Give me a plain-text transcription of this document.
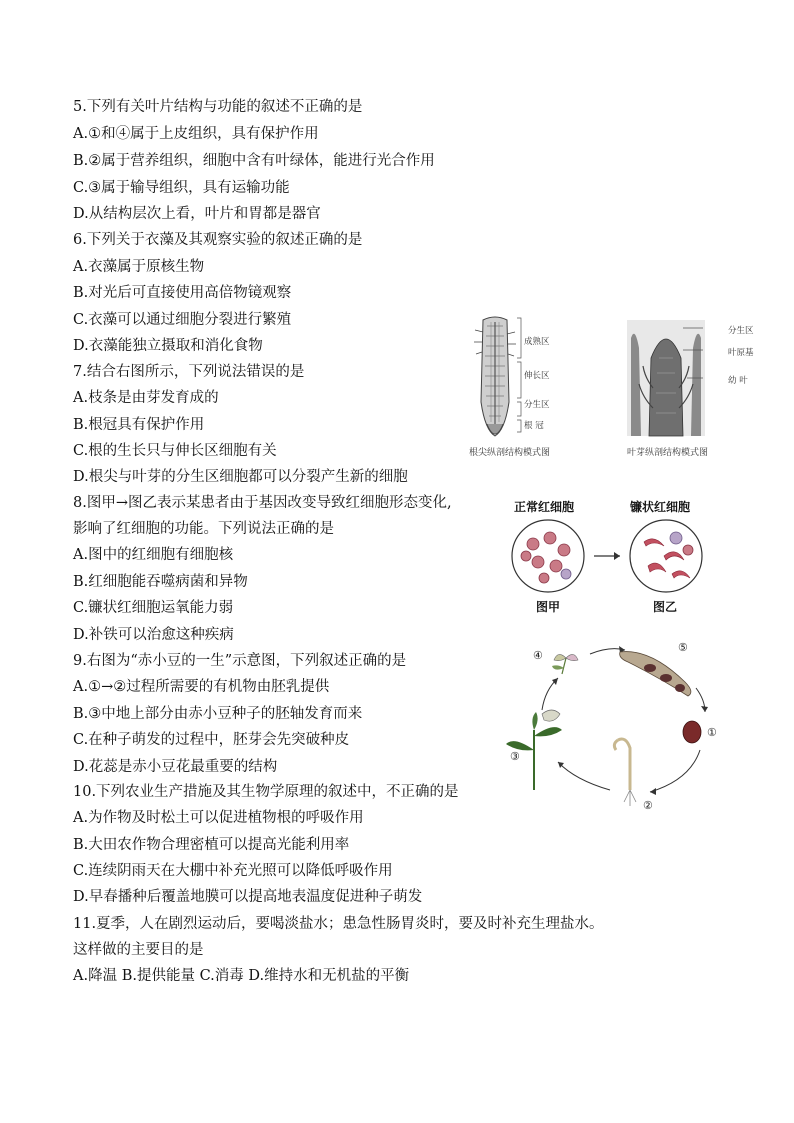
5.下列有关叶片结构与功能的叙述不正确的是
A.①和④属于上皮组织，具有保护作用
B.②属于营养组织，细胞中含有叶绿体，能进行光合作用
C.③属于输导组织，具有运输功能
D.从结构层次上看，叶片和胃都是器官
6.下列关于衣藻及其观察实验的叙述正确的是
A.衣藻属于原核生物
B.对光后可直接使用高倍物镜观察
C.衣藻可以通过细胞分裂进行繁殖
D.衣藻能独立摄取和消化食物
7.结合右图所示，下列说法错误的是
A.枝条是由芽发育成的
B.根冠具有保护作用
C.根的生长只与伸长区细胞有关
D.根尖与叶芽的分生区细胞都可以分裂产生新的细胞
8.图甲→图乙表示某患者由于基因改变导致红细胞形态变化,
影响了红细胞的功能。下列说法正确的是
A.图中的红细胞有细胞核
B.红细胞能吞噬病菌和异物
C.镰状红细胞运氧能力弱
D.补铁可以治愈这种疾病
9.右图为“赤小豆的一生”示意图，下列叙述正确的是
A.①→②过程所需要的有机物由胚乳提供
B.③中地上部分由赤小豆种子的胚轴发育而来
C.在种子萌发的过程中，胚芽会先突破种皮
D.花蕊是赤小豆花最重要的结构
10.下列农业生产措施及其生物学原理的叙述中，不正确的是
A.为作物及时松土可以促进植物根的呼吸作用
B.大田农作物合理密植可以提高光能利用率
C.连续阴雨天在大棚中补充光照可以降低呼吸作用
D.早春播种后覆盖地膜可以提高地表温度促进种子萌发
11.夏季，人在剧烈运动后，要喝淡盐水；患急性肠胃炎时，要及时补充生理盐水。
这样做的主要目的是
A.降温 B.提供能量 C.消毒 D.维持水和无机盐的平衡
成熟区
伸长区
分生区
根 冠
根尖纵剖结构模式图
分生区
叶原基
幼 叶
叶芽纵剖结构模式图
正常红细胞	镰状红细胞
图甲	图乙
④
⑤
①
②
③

**TASK PROMPT**
Return the material word for word. Pictures are not part of the copy.

**SOLUTION FOR THIS EXERCISE**
Give me a plain-text transcription of this document.
5.下列有关叶片结构与功能的叙述不正确的是
A.①和④属于上皮组织，具有保护作用
B.②属于营养组织，细胞中含有叶绿体，能进行光合作用
C.③属于输导组织，具有运输功能
D.从结构层次上看，叶片和胃都是器官
6.下列关于衣藻及其观察实验的叙述正确的是
A.衣藻属于原核生物
B.对光后可直接使用高倍物镜观察
C.衣藻可以通过细胞分裂进行繁殖
D.衣藻能独立摄取和消化食物
7.结合右图所示，下列说法错误的是
A.枝条是由芽发育成的
B.根冠具有保护作用
C.根的生长只与伸长区细胞有关
D.根尖与叶芽的分生区细胞都可以分裂产生新的细胞
8.图甲→图乙表示某患者由于基因改变导致红细胞形态变化,
影响了红细胞的功能。下列说法正确的是
A.图中的红细胞有细胞核
B.红细胞能吞噬病菌和异物
C.镰状红细胞运氧能力弱
D.补铁可以治愈这种疾病
9.右图为“赤小豆的一生”示意图，下列叙述正确的是
A.①→②过程所需要的有机物由胚乳提供
B.③中地上部分由赤小豆种子的胚轴发育而来
C.在种子萌发的过程中，胚芽会先突破种皮
D.花蕊是赤小豆花最重要的结构
10.下列农业生产措施及其生物学原理的叙述中，不正确的是
A.为作物及时松土可以促进植物根的呼吸作用
B.大田农作物合理密植可以提高光能利用率
C.连续阴雨天在大棚中补充光照可以降低呼吸作用
D.早春播种后覆盖地膜可以提高地表温度促进种子萌发
11.夏季，人在剧烈运动后，要喝淡盐水；患急性肠胃炎时，要及时补充生理盐水。
这样做的主要目的是
A.降温 B.提供能量 C.消毒 D.维持水和无机盐的平衡
成熟区
伸长区
分生区
根 冠
根尖纵剖结构模式图
分生区
叶原基
幼 叶
叶芽纵剖结构模式图
正常红细胞	镰状红细胞
图甲	图乙
④
⑤
①
②
③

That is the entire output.